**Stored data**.
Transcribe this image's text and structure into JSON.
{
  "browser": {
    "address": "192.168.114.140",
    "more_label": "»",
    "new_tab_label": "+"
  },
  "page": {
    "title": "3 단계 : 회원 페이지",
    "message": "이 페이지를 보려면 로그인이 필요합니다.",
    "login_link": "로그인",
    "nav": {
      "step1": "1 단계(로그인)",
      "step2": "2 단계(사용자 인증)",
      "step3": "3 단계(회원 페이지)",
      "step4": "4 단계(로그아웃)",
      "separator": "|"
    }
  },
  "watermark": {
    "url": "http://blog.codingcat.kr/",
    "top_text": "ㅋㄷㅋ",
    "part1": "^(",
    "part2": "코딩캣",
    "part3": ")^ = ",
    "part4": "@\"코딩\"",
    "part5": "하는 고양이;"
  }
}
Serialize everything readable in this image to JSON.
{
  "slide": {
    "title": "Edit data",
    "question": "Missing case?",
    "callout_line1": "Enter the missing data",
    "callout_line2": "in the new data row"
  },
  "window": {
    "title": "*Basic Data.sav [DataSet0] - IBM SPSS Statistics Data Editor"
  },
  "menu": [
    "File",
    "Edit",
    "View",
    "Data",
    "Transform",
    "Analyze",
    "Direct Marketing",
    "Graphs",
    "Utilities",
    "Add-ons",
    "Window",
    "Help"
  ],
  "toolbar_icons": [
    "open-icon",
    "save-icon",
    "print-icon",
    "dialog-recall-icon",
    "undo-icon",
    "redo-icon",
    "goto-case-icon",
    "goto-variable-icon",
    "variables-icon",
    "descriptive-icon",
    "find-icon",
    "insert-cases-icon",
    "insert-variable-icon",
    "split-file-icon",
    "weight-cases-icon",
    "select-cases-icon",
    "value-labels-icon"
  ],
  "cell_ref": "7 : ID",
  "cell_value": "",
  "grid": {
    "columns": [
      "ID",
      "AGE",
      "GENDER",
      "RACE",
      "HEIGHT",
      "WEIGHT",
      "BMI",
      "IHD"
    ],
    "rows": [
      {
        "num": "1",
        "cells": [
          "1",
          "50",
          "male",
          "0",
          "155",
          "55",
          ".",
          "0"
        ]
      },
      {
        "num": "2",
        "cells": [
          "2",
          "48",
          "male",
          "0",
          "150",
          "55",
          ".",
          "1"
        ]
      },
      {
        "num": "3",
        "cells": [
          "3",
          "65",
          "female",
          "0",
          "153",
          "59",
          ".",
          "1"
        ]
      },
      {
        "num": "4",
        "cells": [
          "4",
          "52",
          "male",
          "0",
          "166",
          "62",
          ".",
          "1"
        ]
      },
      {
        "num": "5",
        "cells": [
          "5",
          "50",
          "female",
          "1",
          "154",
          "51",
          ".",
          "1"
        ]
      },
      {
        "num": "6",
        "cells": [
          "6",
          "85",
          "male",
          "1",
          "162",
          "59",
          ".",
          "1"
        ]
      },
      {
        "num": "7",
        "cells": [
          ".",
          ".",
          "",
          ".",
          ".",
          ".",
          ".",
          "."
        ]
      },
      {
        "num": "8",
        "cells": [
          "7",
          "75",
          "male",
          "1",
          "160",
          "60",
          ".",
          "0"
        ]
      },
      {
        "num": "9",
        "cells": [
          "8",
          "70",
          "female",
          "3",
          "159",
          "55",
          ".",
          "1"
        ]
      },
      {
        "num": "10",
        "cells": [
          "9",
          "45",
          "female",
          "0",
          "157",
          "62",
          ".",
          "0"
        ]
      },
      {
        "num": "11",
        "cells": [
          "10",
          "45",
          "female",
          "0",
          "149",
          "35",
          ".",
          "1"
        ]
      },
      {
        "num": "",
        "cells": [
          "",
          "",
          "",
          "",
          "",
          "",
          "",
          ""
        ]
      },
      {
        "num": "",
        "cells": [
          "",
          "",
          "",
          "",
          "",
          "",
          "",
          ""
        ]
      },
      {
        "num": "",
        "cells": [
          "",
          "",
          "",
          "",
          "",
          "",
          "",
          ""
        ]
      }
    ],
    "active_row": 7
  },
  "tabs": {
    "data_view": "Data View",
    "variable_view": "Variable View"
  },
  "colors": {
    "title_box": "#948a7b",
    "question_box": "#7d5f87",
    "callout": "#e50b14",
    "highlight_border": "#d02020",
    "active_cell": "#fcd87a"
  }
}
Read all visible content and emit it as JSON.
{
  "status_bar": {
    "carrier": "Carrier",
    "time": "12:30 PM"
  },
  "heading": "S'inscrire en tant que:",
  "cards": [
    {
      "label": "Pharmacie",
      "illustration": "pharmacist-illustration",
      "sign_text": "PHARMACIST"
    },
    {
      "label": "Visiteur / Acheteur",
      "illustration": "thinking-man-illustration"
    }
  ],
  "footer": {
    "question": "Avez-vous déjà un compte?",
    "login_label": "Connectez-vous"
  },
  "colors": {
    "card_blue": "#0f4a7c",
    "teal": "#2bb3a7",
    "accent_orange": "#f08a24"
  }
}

**What this task involves**. Everything from the line containing "Read all visible content and emit it as JSON." to the last line of the entries above should be quoted exactly, and only that.

**Exercise result**.
Read all visible content and emit it as JSON.
{
  "status_bar": {
    "carrier": "Carrier",
    "time": "12:30 PM"
  },
  "heading": "S'inscrire en tant que:",
  "cards": [
    {
      "label": "Pharmacie",
      "illustration": "pharmacist-illustration",
      "sign_text": "PHARMACIST"
    },
    {
      "label": "Visiteur / Acheteur",
      "illustration": "thinking-man-illustration"
    }
  ],
  "footer": {
    "question": "Avez-vous déjà un compte?",
    "login_label": "Connectez-vous"
  },
  "colors": {
    "card_blue": "#0f4a7c",
    "teal": "#2bb3a7",
    "accent_orange": "#f08a24"
  }
}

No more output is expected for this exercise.